#### WRITTEN REQUEST
Go through the entries one line at a time, and gather every line that has the word "marker".

** Start **

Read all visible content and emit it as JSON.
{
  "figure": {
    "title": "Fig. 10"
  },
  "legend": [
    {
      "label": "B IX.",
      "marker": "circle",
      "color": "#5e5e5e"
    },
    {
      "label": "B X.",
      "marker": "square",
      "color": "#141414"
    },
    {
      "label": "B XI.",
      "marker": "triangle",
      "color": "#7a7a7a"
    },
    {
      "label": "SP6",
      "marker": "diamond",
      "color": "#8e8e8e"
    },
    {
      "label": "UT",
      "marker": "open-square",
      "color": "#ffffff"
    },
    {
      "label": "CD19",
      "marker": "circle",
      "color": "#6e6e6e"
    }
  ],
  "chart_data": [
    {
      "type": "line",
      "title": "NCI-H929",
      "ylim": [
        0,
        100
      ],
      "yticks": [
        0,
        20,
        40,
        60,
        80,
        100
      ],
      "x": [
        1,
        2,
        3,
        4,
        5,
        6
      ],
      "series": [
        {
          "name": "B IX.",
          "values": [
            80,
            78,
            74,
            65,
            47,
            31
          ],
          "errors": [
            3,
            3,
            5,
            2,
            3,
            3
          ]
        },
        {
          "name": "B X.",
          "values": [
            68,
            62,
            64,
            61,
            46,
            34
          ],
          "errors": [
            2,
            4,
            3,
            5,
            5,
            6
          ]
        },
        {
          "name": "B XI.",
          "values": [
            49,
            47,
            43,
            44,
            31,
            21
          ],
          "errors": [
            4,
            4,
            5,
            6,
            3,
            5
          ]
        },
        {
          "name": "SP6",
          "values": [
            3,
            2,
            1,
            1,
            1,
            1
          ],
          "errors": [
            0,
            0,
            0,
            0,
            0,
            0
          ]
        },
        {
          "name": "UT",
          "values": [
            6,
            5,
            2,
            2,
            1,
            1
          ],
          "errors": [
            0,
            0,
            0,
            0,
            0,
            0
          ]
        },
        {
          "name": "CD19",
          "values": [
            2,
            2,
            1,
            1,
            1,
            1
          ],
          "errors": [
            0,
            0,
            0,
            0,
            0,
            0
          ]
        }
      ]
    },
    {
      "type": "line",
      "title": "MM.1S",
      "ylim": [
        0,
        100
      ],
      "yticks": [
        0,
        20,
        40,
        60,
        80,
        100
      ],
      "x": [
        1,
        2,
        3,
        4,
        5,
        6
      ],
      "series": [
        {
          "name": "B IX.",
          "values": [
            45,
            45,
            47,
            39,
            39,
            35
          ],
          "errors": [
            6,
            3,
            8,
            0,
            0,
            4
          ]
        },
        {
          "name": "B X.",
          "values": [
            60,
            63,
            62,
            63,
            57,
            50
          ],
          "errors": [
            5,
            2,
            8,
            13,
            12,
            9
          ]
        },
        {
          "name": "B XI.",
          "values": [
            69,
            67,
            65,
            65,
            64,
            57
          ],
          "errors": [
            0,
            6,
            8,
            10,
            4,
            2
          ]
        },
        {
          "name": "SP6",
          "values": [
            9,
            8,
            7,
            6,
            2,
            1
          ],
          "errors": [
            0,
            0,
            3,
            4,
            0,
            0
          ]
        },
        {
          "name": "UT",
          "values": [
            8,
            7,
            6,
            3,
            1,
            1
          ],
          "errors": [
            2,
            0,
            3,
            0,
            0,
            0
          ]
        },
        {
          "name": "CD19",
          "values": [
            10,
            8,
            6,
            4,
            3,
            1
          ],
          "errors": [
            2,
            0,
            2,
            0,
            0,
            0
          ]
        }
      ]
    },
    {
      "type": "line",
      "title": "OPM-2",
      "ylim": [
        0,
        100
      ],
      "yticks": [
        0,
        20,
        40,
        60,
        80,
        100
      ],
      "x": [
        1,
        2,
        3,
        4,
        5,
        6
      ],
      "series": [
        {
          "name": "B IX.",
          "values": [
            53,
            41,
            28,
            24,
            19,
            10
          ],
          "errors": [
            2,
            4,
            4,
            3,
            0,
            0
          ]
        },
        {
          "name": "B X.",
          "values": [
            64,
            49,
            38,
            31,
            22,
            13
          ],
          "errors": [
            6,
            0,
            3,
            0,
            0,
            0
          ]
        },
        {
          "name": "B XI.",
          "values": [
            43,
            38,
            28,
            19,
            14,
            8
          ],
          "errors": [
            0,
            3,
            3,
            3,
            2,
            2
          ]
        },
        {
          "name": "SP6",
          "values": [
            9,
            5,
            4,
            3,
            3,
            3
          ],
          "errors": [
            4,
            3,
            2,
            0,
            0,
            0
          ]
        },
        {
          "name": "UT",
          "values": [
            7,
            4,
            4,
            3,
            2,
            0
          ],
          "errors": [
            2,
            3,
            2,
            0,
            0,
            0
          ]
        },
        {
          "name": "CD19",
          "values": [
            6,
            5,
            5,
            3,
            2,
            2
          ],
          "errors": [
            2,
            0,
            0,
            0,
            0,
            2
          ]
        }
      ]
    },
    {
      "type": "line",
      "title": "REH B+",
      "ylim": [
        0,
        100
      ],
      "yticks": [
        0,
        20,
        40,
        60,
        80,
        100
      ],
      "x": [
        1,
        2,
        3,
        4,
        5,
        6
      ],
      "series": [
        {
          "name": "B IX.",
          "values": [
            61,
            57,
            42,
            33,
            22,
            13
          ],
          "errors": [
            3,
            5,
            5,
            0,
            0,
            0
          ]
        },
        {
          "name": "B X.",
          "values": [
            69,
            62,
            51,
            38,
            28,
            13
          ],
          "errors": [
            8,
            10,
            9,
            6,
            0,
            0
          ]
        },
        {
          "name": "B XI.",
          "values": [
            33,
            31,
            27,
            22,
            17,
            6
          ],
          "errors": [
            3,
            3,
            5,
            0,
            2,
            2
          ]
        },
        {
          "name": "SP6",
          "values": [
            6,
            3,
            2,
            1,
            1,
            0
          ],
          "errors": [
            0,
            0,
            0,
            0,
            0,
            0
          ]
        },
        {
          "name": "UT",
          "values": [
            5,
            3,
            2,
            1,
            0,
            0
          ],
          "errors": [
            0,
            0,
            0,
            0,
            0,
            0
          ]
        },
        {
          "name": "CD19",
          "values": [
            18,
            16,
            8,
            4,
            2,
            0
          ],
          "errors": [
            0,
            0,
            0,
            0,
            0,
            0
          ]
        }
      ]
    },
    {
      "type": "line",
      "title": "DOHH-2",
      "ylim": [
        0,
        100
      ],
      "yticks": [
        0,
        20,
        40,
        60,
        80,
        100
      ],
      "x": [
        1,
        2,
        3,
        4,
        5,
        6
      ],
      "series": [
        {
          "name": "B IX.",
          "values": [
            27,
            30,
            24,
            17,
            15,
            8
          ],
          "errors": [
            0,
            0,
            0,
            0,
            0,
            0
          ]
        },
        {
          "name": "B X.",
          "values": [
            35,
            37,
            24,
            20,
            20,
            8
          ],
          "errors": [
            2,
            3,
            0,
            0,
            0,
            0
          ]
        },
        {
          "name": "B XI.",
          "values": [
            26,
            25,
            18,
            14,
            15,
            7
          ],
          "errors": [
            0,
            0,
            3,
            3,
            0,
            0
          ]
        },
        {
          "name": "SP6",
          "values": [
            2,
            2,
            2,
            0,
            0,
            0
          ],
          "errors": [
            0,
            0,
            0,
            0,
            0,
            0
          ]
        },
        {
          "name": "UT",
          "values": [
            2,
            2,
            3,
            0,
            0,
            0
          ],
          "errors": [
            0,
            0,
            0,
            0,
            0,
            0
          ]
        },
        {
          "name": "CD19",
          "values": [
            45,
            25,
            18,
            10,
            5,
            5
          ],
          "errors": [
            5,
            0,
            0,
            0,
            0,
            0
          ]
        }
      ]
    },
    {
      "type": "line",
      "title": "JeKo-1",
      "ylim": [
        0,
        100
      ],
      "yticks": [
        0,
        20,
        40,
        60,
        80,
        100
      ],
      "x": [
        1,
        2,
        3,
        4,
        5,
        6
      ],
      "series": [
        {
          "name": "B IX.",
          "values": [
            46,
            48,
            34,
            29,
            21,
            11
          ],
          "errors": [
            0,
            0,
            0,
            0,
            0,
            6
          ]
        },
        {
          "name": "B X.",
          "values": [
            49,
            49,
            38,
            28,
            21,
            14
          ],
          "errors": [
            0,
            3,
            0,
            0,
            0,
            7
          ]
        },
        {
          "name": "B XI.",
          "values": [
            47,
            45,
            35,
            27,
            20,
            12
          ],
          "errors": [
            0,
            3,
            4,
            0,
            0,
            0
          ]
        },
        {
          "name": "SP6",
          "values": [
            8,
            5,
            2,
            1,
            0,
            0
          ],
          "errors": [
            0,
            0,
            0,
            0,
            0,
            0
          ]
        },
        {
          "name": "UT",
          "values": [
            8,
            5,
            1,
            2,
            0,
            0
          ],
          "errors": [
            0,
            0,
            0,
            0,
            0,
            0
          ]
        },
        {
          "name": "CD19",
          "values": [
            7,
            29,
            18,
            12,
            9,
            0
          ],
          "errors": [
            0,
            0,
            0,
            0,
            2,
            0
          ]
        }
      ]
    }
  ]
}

** End **

#### SOLUTION TO THIS EXERCISE
      "marker": "circle",
      "marker": "square",
      "marker": "triangle",
      "marker": "diamond",
      "marker": "open-square",
      "marker": "circle",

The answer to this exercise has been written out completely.